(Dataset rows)
--- Begin ---

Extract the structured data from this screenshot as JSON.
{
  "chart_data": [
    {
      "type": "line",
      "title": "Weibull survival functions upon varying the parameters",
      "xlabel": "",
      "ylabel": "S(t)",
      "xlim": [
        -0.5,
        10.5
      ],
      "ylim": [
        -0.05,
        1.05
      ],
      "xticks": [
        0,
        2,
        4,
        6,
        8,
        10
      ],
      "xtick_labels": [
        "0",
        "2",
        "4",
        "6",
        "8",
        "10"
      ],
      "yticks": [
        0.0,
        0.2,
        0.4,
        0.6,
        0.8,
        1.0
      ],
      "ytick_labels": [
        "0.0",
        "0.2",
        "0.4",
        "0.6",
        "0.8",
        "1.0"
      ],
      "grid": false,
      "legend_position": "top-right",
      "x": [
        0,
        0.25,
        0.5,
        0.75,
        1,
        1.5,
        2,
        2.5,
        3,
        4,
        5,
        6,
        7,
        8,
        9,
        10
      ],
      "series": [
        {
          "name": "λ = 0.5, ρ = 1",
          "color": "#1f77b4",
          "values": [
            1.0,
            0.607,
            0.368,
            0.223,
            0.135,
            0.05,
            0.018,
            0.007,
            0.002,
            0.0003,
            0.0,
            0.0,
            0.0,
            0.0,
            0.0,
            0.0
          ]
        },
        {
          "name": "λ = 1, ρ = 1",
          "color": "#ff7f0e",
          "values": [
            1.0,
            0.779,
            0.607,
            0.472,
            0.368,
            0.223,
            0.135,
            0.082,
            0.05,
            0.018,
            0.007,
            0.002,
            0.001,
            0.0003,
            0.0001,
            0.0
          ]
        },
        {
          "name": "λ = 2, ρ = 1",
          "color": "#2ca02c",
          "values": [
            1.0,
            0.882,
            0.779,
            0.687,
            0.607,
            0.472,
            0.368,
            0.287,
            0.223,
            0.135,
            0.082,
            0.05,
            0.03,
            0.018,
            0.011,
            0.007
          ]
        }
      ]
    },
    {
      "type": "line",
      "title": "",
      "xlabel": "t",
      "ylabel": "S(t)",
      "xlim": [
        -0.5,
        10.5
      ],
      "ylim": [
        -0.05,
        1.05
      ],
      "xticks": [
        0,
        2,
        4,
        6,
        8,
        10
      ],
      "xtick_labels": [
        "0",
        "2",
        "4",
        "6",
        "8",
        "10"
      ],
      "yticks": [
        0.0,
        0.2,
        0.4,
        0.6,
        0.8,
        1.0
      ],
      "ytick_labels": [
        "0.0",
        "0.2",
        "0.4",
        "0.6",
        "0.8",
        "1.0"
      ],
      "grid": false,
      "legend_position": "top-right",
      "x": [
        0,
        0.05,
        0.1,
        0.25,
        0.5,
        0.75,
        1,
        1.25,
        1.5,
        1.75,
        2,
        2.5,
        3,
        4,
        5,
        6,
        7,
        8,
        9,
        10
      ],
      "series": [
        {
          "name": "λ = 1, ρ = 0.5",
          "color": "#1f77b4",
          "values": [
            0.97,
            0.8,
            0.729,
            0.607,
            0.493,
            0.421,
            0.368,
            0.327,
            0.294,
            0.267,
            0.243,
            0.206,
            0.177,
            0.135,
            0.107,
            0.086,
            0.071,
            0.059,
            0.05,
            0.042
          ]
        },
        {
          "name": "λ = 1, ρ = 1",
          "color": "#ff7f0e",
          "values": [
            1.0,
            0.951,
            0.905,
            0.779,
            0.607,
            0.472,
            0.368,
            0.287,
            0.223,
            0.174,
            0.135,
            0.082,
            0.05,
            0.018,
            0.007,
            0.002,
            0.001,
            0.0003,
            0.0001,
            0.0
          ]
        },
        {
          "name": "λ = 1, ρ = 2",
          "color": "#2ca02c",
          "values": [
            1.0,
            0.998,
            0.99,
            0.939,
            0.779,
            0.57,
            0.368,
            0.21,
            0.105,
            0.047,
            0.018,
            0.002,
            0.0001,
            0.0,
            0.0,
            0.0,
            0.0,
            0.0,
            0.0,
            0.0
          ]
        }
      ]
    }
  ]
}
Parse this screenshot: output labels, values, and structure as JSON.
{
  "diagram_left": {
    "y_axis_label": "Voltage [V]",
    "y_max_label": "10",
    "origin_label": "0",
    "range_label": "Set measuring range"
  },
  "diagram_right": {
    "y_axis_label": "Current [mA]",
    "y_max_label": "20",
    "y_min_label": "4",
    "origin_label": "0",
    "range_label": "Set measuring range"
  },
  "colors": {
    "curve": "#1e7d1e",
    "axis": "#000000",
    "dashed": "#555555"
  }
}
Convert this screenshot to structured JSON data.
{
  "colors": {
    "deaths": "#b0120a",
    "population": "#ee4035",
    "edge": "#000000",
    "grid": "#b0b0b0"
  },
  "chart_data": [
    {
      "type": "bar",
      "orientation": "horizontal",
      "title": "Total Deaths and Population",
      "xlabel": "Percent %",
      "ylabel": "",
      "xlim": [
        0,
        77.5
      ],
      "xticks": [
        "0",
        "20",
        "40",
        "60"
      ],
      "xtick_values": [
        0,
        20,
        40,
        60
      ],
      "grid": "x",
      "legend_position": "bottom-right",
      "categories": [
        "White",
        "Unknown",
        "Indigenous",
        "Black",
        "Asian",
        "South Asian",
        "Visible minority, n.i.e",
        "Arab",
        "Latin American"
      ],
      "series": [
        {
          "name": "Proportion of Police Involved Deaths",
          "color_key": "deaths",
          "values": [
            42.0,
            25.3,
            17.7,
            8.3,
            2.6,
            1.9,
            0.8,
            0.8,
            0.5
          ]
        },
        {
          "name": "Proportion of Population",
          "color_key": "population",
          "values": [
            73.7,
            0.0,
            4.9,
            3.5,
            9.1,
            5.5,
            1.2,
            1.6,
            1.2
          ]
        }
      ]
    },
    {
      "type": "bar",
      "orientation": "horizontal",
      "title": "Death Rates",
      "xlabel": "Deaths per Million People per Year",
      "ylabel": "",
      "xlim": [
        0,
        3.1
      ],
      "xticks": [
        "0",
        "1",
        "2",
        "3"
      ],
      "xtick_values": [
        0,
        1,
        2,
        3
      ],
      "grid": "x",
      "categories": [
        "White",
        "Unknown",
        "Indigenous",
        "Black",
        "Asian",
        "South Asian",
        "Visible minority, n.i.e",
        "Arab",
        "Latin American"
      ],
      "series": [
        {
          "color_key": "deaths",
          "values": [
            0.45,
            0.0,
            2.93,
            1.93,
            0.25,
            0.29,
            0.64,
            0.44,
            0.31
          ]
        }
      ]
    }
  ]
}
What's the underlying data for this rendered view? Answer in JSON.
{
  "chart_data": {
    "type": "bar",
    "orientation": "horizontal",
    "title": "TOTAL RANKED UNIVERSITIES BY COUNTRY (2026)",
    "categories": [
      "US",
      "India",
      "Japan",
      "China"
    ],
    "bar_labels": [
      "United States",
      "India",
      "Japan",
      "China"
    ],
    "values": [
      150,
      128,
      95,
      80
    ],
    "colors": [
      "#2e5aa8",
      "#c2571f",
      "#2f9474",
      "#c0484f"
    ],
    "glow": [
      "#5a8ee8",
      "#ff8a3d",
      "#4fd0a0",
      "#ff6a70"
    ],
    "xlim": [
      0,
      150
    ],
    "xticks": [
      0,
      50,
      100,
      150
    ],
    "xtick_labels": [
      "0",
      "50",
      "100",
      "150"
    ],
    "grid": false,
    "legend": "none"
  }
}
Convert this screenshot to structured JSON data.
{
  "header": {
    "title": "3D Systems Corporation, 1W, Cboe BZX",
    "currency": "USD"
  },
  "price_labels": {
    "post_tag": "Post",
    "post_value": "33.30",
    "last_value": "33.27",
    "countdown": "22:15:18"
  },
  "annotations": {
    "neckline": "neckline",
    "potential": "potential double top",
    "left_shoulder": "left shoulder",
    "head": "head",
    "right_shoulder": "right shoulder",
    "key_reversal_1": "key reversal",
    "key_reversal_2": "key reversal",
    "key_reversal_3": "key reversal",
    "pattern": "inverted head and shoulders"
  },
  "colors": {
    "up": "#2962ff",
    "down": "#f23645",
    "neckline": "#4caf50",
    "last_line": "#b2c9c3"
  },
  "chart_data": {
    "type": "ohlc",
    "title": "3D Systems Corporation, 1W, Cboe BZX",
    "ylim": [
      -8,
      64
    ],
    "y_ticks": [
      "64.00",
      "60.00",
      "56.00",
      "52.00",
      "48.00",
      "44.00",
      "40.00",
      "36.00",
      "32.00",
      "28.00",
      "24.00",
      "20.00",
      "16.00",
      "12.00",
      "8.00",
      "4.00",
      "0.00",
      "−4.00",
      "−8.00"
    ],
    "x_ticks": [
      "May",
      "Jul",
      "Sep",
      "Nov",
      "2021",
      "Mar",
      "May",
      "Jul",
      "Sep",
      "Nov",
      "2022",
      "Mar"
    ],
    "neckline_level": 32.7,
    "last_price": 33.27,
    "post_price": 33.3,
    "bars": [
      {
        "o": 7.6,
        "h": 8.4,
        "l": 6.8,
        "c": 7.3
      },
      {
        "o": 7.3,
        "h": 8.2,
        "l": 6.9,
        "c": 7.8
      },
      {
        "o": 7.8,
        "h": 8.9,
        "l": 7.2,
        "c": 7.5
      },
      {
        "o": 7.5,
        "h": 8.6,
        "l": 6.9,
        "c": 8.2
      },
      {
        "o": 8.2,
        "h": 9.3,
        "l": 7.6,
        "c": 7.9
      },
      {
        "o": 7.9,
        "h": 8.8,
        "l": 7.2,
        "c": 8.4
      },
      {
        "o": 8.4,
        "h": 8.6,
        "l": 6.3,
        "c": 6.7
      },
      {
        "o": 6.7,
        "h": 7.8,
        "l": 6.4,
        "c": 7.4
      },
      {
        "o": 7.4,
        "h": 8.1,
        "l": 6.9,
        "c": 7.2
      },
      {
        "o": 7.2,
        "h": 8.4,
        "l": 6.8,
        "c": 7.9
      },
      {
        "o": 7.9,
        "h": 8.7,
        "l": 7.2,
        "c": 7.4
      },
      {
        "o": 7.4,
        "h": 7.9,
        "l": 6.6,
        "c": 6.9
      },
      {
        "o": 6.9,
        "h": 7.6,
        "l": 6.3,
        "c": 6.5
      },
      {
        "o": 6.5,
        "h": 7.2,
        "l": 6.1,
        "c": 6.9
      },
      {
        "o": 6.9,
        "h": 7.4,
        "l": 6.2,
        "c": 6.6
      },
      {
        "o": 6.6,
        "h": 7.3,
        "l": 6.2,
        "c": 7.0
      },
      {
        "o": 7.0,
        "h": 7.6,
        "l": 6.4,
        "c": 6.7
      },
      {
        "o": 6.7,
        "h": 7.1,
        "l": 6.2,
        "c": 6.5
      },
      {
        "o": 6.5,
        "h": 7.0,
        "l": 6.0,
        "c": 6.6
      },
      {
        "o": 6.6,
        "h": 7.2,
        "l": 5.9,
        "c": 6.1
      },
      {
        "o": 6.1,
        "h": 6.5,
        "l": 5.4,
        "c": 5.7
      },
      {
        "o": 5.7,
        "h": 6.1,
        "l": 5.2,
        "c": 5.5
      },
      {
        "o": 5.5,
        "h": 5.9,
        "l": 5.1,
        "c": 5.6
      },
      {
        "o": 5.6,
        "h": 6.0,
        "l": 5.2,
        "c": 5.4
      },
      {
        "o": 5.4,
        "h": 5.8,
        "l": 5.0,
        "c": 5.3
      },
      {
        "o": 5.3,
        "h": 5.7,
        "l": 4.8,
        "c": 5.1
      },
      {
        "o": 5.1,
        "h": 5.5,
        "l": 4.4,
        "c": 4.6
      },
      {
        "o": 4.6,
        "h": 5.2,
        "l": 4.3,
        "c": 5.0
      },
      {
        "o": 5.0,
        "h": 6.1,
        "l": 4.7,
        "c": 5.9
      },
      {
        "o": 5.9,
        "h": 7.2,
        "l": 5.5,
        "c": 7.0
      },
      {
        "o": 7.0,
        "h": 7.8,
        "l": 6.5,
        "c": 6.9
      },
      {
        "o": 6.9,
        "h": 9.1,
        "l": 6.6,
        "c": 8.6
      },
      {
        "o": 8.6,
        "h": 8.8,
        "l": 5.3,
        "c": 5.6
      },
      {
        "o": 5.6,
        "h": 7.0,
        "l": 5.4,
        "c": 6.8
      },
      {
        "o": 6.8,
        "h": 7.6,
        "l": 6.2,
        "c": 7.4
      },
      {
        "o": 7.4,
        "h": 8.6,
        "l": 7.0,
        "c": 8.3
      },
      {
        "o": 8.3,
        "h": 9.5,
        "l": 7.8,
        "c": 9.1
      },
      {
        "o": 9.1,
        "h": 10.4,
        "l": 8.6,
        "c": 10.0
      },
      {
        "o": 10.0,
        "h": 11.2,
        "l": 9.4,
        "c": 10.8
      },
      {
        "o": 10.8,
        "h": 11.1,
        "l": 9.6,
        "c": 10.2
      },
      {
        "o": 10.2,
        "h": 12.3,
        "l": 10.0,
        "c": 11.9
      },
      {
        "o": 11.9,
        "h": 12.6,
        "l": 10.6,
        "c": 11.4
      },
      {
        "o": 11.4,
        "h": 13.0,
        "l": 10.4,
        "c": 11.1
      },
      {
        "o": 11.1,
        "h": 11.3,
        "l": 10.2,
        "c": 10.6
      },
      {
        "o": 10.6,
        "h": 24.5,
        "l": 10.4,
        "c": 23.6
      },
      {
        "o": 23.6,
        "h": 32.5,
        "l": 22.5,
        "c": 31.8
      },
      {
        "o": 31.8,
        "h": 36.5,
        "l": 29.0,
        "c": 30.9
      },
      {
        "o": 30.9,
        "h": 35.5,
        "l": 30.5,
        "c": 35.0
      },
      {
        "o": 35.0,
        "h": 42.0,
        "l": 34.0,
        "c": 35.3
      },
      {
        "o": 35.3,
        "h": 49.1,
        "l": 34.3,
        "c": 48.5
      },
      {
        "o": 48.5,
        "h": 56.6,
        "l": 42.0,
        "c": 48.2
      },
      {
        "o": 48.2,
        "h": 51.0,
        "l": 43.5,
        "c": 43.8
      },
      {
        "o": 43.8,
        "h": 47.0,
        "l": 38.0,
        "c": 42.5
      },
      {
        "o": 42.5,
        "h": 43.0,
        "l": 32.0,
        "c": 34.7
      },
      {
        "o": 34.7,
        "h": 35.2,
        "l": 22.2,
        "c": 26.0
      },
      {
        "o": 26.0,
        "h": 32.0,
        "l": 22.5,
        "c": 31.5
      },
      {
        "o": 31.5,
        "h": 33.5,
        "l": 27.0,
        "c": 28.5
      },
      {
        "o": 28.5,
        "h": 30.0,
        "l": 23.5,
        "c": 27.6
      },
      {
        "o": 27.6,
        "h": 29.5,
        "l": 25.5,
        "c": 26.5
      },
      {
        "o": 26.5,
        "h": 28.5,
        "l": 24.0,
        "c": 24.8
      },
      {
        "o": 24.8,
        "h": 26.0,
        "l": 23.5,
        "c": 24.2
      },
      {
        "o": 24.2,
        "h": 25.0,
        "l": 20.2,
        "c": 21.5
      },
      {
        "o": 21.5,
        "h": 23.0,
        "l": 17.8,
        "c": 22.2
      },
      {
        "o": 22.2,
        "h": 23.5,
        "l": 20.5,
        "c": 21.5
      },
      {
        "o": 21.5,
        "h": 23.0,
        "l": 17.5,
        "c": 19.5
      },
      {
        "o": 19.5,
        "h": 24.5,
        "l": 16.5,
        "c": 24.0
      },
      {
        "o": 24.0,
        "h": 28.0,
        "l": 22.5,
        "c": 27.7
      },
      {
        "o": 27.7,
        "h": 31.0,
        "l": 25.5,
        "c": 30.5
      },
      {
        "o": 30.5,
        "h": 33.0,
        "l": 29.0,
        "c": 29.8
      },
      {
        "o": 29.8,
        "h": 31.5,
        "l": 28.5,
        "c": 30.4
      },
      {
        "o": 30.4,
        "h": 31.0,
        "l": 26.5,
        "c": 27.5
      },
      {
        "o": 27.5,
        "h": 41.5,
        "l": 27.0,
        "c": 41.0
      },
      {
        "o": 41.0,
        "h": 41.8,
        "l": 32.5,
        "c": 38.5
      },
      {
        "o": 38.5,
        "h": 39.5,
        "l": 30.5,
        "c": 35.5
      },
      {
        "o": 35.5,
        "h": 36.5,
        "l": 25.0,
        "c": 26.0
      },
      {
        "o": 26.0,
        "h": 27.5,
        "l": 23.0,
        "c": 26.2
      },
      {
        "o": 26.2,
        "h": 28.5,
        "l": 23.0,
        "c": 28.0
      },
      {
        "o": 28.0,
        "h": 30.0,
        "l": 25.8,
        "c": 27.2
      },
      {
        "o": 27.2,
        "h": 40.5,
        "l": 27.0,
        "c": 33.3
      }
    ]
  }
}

--- End ---

Copy out each line in the listing that has the word "this".

Extract the structured data from this screenshot as JSON.
Parse this screenshot: output labels, values, and structure as JSON.
Convert this screenshot to structured JSON data.
What's the underlying data for this rendered view? Answer in JSON.
Convert this screenshot to structured JSON data.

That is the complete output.